* _Exercise description_
Repeat all the records exactly, omitting pictures.

┌─ Available records

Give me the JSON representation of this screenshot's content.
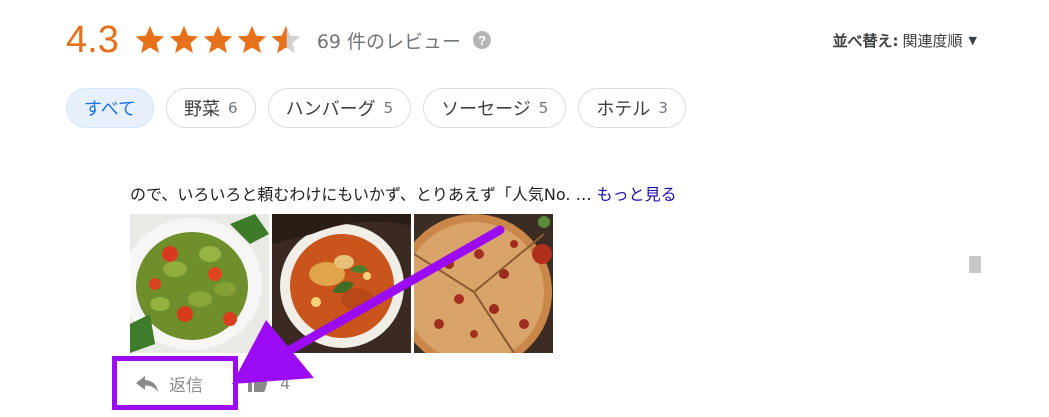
{
  "summary": {
    "score": "4.3",
    "rating_value": 4.3,
    "rating_max": 5,
    "review_count": "69 件のレビュー",
    "accent_color": "#e7711b"
  },
  "sort": {
    "label": "並べ替え:",
    "value": "関連度順"
  },
  "filters": [
    {
      "label": "すべて",
      "count": "",
      "selected": true
    },
    {
      "label": "野菜",
      "count": "6"
    },
    {
      "label": "ハンバーグ",
      "count": "5"
    },
    {
      "label": "ソーセージ",
      "count": "5"
    },
    {
      "label": "ホテル",
      "count": "3"
    }
  ],
  "review": {
    "snippet": "ので、いろいろと頼むわけにもいかず、とりあえず「人気No. … ",
    "more_link": "もっと見る",
    "photos": [
      "pasta-salad-photo",
      "curry-bowl-photo",
      "pizza-photo"
    ],
    "reply_label": "返信",
    "like_count": "4"
  },
  "annotation": {
    "highlight_color": "#9c0bf5"
  }
}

└─

* _Finished answer_
Give me the JSON representation of this screenshot's content.
{
  "summary": {
    "score": "4.3",
    "rating_value": 4.3,
    "rating_max": 5,
    "review_count": "69 件のレビュー",
    "accent_color": "#e7711b"
  },
  "sort": {
    "label": "並べ替え:",
    "value": "関連度順"
  },
  "filters": [
    {
      "label": "すべて",
      "count": "",
      "selected": true
    },
    {
      "label": "野菜",
      "count": "6"
    },
    {
      "label": "ハンバーグ",
      "count": "5"
    },
    {
      "label": "ソーセージ",
      "count": "5"
    },
    {
      "label": "ホテル",
      "count": "3"
    }
  ],
  "review": {
    "snippet": "ので、いろいろと頼むわけにもいかず、とりあえず「人気No. … ",
    "more_link": "もっと見る",
    "photos": [
      "pasta-salad-photo",
      "curry-bowl-photo",
      "pizza-photo"
    ],
    "reply_label": "返信",
    "like_count": "4"
  },
  "annotation": {
    "highlight_color": "#9c0bf5"
  }
}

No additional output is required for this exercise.